## DIRECTIONS FOR THIS TASK:
Repeat each line of the material exactly.

## RECORDS PROVIDED:
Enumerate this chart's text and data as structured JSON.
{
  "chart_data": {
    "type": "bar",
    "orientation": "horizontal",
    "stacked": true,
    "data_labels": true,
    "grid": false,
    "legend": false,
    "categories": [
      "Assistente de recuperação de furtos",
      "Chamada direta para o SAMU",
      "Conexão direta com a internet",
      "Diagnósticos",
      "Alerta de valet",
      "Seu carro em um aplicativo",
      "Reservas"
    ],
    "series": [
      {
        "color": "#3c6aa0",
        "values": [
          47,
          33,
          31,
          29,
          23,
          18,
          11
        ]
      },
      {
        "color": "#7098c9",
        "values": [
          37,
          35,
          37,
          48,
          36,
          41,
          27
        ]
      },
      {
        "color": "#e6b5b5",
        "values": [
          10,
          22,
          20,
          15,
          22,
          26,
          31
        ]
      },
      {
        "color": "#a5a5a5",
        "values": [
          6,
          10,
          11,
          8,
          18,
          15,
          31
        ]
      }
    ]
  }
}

## FINISHED TASK:
Enumerate this chart's text and data as structured JSON.
{
  "chart_data": {
    "type": "bar",
    "orientation": "horizontal",
    "stacked": true,
    "data_labels": true,
    "grid": false,
    "legend": false,
    "categories": [
      "Assistente de recuperação de furtos",
      "Chamada direta para o SAMU",
      "Conexão direta com a internet",
      "Diagnósticos",
      "Alerta de valet",
      "Seu carro em um aplicativo",
      "Reservas"
    ],
    "series": [
      {
        "color": "#3c6aa0",
        "values": [
          47,
          33,
          31,
          29,
          23,
          18,
          11
        ]
      },
      {
        "color": "#7098c9",
        "values": [
          37,
          35,
          37,
          48,
          36,
          41,
          27
        ]
      },
      {
        "color": "#e6b5b5",
        "values": [
          10,
          22,
          20,
          15,
          22,
          26,
          31
        ]
      },
      {
        "color": "#a5a5a5",
        "values": [
          6,
          10,
          11,
          8,
          18,
          15,
          31
        ]
      }
    ]
  }
}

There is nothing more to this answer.